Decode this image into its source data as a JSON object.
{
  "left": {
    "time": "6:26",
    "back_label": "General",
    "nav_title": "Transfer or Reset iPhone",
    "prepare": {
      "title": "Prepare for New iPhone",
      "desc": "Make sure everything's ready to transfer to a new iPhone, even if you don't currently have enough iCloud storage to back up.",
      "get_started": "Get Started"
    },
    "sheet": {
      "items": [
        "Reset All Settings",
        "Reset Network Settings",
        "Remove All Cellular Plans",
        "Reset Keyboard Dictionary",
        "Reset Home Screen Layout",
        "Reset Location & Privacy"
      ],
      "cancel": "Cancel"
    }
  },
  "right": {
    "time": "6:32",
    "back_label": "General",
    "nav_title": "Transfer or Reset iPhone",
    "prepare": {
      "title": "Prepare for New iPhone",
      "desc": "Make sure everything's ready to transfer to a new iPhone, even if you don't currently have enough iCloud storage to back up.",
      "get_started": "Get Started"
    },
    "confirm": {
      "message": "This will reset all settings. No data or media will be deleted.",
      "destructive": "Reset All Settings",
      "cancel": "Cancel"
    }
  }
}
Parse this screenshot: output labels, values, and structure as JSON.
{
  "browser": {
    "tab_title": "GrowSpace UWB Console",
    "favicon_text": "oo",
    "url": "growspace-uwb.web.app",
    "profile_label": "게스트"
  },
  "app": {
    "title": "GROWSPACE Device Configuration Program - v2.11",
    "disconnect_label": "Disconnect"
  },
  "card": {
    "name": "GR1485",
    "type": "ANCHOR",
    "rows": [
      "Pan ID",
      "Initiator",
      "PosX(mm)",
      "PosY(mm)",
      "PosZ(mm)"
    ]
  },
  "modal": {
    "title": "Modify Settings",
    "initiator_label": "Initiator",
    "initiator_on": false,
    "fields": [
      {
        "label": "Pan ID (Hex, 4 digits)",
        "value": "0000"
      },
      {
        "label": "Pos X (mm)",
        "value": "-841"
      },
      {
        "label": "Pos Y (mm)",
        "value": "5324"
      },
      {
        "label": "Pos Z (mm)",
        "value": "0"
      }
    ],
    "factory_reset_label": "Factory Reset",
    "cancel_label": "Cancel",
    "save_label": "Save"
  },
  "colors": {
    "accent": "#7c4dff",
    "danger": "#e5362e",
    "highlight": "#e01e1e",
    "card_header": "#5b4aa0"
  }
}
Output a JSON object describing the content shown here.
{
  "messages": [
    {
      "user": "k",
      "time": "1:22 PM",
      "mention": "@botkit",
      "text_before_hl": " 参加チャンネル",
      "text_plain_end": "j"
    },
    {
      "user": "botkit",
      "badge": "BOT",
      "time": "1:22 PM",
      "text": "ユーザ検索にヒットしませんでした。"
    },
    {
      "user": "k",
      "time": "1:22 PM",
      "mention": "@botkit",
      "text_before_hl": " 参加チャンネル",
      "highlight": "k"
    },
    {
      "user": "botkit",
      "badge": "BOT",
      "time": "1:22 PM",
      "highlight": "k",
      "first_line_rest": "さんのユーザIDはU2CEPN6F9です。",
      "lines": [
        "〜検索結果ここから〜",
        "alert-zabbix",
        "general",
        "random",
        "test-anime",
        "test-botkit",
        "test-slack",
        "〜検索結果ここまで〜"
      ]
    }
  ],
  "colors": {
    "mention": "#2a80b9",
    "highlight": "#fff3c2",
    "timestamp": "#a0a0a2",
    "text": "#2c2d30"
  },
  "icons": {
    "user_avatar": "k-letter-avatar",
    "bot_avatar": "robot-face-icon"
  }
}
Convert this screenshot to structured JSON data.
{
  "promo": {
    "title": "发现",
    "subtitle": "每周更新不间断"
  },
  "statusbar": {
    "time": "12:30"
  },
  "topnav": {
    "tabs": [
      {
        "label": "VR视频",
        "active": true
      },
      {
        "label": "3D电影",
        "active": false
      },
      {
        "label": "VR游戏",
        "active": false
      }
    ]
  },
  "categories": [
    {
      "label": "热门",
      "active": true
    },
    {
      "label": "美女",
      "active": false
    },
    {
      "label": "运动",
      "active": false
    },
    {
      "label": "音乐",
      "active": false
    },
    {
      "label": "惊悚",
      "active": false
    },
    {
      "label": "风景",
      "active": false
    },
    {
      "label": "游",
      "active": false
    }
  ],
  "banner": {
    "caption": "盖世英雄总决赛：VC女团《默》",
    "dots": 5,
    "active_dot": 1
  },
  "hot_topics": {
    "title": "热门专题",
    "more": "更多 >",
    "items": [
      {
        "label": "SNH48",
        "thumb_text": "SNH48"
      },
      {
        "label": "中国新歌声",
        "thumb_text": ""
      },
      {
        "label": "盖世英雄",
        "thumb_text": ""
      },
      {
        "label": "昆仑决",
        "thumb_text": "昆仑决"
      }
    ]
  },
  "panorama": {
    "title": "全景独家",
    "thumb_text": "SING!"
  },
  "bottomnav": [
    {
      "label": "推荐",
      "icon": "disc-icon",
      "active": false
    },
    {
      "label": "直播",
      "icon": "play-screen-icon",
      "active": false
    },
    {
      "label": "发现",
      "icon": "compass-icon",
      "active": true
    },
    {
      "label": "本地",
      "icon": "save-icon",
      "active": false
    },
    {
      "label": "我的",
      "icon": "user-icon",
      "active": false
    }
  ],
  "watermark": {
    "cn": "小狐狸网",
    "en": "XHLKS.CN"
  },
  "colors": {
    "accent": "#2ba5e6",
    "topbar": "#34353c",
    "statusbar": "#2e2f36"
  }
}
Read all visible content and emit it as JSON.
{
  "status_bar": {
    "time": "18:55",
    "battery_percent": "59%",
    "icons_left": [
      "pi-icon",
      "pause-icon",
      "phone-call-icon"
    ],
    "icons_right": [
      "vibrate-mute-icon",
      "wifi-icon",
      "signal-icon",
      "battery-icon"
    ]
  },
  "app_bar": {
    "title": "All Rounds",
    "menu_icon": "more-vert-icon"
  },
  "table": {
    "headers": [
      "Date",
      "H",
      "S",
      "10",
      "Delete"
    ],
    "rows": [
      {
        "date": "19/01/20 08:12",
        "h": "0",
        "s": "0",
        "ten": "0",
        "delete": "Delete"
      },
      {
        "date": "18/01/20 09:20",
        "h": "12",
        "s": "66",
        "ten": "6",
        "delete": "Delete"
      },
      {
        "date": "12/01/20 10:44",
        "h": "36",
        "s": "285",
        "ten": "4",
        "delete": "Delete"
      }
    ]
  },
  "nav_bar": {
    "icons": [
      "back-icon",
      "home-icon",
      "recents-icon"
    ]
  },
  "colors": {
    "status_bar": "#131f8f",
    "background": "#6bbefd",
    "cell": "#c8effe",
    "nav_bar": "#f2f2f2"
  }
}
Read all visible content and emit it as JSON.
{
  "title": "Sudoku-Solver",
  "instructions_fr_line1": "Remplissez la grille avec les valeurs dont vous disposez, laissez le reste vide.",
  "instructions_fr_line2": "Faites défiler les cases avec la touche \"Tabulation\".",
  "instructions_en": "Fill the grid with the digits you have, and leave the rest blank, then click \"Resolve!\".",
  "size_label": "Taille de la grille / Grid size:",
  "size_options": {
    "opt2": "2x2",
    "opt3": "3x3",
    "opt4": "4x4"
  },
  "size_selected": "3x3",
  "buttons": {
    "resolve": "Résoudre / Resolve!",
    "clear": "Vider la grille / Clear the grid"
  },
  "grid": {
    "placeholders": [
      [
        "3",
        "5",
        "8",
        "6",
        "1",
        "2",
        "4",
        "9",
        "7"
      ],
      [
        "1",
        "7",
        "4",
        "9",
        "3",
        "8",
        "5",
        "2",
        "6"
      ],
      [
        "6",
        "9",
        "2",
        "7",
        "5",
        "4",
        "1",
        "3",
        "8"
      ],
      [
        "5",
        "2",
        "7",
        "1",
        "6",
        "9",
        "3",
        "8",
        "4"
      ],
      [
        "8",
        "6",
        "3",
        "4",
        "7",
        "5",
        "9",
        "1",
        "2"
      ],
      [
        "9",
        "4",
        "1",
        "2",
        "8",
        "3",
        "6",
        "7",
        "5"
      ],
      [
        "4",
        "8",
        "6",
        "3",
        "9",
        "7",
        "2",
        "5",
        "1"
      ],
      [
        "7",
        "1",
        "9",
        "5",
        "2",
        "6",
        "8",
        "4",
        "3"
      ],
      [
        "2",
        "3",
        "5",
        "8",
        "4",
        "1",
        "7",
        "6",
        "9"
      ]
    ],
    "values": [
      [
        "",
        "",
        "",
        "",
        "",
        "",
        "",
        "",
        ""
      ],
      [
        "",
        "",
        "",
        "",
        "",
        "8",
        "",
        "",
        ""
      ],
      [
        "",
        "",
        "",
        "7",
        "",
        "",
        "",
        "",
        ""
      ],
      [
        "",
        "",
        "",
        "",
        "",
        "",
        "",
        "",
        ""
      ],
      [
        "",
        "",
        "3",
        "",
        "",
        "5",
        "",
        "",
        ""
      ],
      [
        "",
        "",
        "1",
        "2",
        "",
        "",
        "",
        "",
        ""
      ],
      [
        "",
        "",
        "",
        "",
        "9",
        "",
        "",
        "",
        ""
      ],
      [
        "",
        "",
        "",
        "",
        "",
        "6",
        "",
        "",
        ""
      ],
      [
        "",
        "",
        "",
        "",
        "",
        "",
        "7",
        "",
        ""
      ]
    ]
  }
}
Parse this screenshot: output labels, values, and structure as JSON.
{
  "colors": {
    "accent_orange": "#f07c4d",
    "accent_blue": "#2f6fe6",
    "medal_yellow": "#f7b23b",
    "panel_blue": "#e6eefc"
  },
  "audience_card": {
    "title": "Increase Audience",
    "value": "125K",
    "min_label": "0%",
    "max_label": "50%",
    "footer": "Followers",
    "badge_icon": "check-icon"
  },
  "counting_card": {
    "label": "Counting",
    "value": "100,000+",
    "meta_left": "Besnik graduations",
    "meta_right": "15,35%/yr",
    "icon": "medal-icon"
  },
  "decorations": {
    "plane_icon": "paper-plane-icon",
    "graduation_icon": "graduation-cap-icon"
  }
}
■ ■ ■ ■
→ **Challenge**:
Copy every line of the listing containing the string "grille".

→ **Solution below**:
  "instructions_fr_line1": "Remplissez la grille avec les valeurs dont vous disposez, laissez le reste vide.",
  "size_label": "Taille de la grille / Grid size:",
    "clear": "Vider la grille / Clear the grid"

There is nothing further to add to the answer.